▸ **What you have to do**: Collect all lines from the records below that include the word "premium".

— Start —

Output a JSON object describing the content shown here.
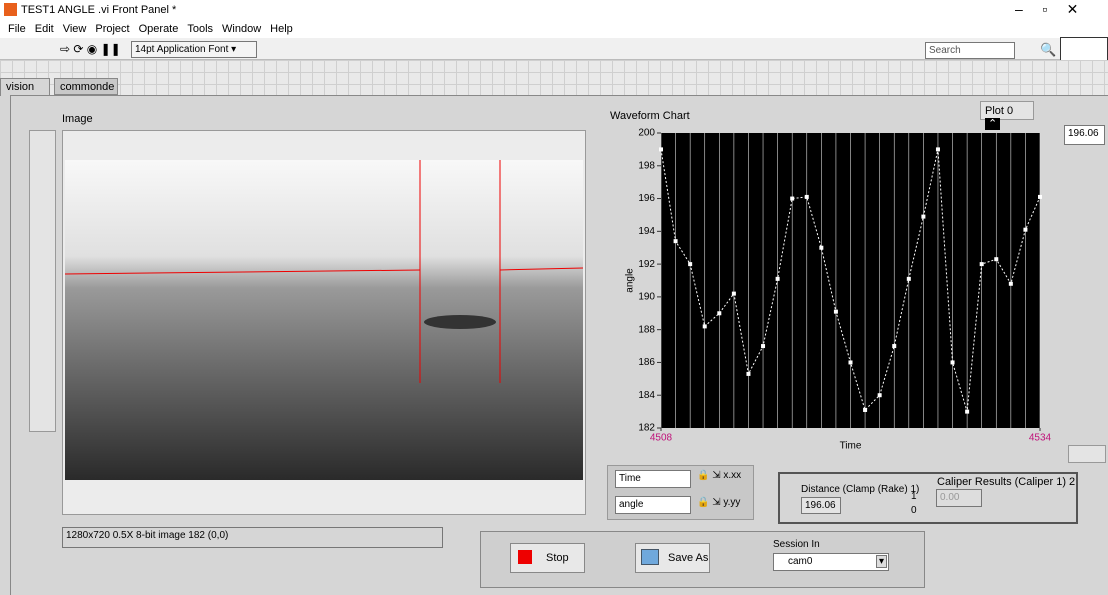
{
  "window": {
    "title": "TEST1 ANGLE .vi Front Panel *"
  },
  "menu": [
    "File",
    "Edit",
    "View",
    "Project",
    "Operate",
    "Tools",
    "Window",
    "Help"
  ],
  "toolbar": {
    "font": "14pt Application Font",
    "search": "Search"
  },
  "tabs": [
    "vision",
    "commonde"
  ],
  "image": {
    "label": "Image",
    "status": "1280x720 0.5X 8-bit image 182   (0,0)"
  },
  "chart_data": {
    "type": "line",
    "title": "Waveform Chart",
    "plot_legend": "Plot 0",
    "digital_display": "196.06",
    "x_label": "Time",
    "y_label": "angle",
    "color": "#ffffff",
    "background": "#000000",
    "grid": true,
    "x": [
      4508,
      4509,
      4510,
      4511,
      4512,
      4513,
      4514,
      4515,
      4516,
      4517,
      4518,
      4519,
      4520,
      4521,
      4522,
      4523,
      4524,
      4525,
      4526,
      4527,
      4528,
      4529,
      4530,
      4531,
      4532,
      4533,
      4534
    ],
    "values": [
      199,
      193.4,
      192,
      188.2,
      189,
      190.2,
      185.3,
      187,
      191.1,
      196,
      196.1,
      193,
      189.1,
      186,
      183.1,
      184,
      187,
      191.1,
      194.9,
      199,
      186,
      183,
      192,
      192.3,
      190.8,
      194.1,
      196.1
    ],
    "xlim": [
      4508,
      4534
    ],
    "xticks": [
      4508,
      4534
    ],
    "ylim": [
      182,
      200
    ],
    "yticks": [
      182,
      184,
      186,
      188,
      190,
      192,
      194,
      196,
      198,
      200
    ]
  },
  "scale_legend": {
    "x_name": "Time",
    "y_name": "angle"
  },
  "caliper": {
    "title": "Caliper Results (Caliper 1) 2",
    "label": "Distance (Clamp (Rake) 1)",
    "value": "196.06",
    "index_top": "1",
    "index_bottom": "0",
    "field": "0.00"
  },
  "buttons": {
    "stop": "Stop",
    "save": "Save As"
  },
  "session": {
    "label": "Session In",
    "value": "cam0"
  }
}
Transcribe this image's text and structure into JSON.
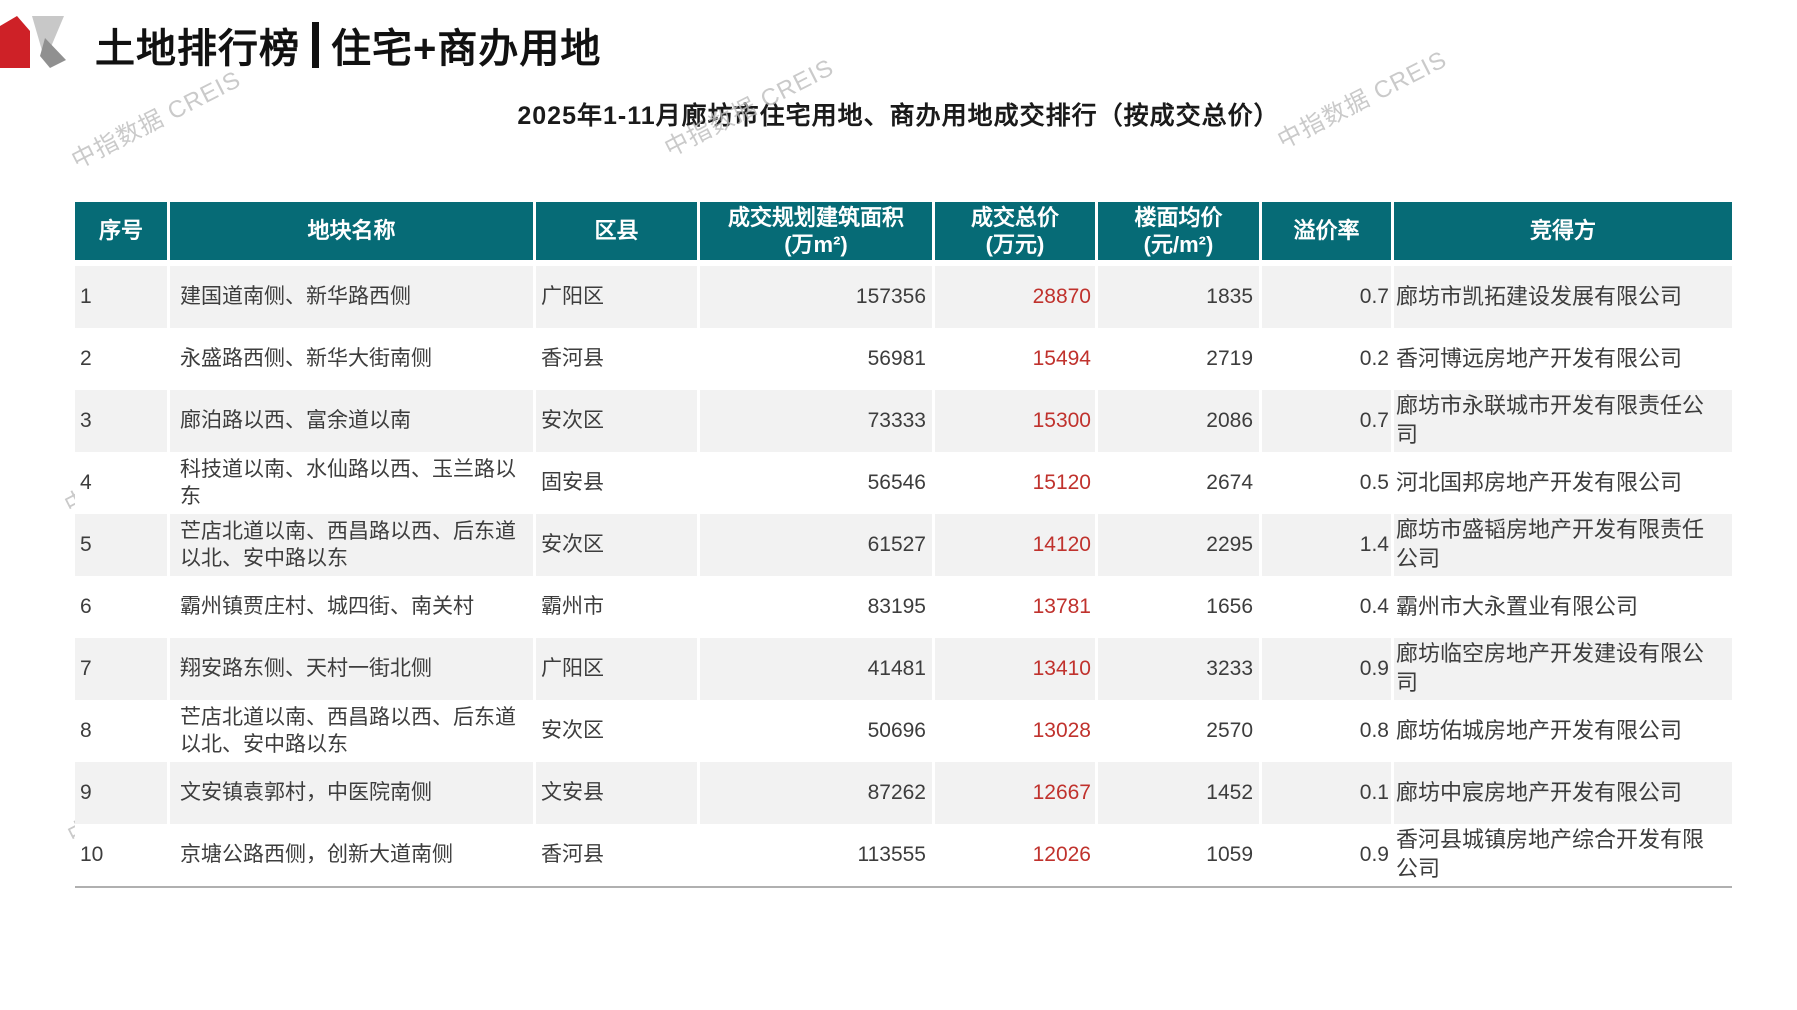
{
  "page": {
    "title_left": "土地排行榜",
    "title_right": "住宅+商办用地",
    "subtitle": "2025年1-11月廊坊市住宅用地、商办用地成交排行（按成交总价）",
    "watermark": "中指数据 CREIS"
  },
  "colors": {
    "table_header_bg": "#066b76",
    "price_red": "#c0322d",
    "logo_red": "#ce2127",
    "logo_gray_light": "#c8c8c8",
    "logo_gray_dark": "#909090",
    "row_stripe": "#f2f2f2",
    "bottom_rule": "#b0b0b0"
  },
  "table": {
    "columns": [
      {
        "key": "rank",
        "label": "序号"
      },
      {
        "key": "name",
        "label": "地块名称"
      },
      {
        "key": "district",
        "label": "区县"
      },
      {
        "key": "area",
        "label": "成交规划建筑面积\n(万m²)"
      },
      {
        "key": "price",
        "label": "成交总价\n(万元)"
      },
      {
        "key": "floor",
        "label": "楼面均价\n(元/m²)"
      },
      {
        "key": "premium",
        "label": "溢价率"
      },
      {
        "key": "winner",
        "label": "竞得方"
      }
    ],
    "rows": [
      {
        "rank": "1",
        "name": "建国道南侧、新华路西侧",
        "district": "广阳区",
        "area": "157356",
        "price": "28870",
        "floor": "1835",
        "premium": "0.7",
        "winner": "廊坊市凯拓建设发展有限公司"
      },
      {
        "rank": "2",
        "name": "永盛路西侧、新华大街南侧",
        "district": "香河县",
        "area": "56981",
        "price": "15494",
        "floor": "2719",
        "premium": "0.2",
        "winner": "香河博远房地产开发有限公司"
      },
      {
        "rank": "3",
        "name": "廊泊路以西、富余道以南",
        "district": "安次区",
        "area": "73333",
        "price": "15300",
        "floor": "2086",
        "premium": "0.7",
        "winner": "廊坊市永联城市开发有限责任公司"
      },
      {
        "rank": "4",
        "name": "科技道以南、水仙路以西、玉兰路以东",
        "district": "固安县",
        "area": "56546",
        "price": "15120",
        "floor": "2674",
        "premium": "0.5",
        "winner": "河北国邦房地产开发有限公司"
      },
      {
        "rank": "5",
        "name": "芒店北道以南、西昌路以西、后东道以北、安中路以东",
        "district": "安次区",
        "area": "61527",
        "price": "14120",
        "floor": "2295",
        "premium": "1.4",
        "winner": "廊坊市盛韬房地产开发有限责任公司"
      },
      {
        "rank": "6",
        "name": "霸州镇贾庄村、城四街、南关村",
        "district": "霸州市",
        "area": "83195",
        "price": "13781",
        "floor": "1656",
        "premium": "0.4",
        "winner": "霸州市大永置业有限公司"
      },
      {
        "rank": "7",
        "name": "翔安路东侧、天村一街北侧",
        "district": "广阳区",
        "area": "41481",
        "price": "13410",
        "floor": "3233",
        "premium": "0.9",
        "winner": "廊坊临空房地产开发建设有限公司"
      },
      {
        "rank": "8",
        "name": "芒店北道以南、西昌路以西、后东道以北、安中路以东",
        "district": "安次区",
        "area": "50696",
        "price": "13028",
        "floor": "2570",
        "premium": "0.8",
        "winner": "廊坊佑城房地产开发有限公司"
      },
      {
        "rank": "9",
        "name": "文安镇袁郭村，中医院南侧",
        "district": "文安县",
        "area": "87262",
        "price": "12667",
        "floor": "1452",
        "premium": "0.1",
        "winner": "廊坊中宸房地产开发有限公司"
      },
      {
        "rank": "10",
        "name": "京塘公路西侧，创新大道南侧",
        "district": "香河县",
        "area": "113555",
        "price": "12026",
        "floor": "1059",
        "premium": "0.9",
        "winner": "香河县城镇房地产综合开发有限公司"
      }
    ]
  }
}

— End —

▸ **Result of this exercise**:
        "key": "premium",
        "premium": "0.7",
        "premium": "0.2",
        "premium": "0.7",
        "premium": "0.5",
        "premium": "1.4",
        "premium": "0.4",
        "premium": "0.9",
        "premium": "0.8",
        "premium": "0.1",
        "premium": "0.9",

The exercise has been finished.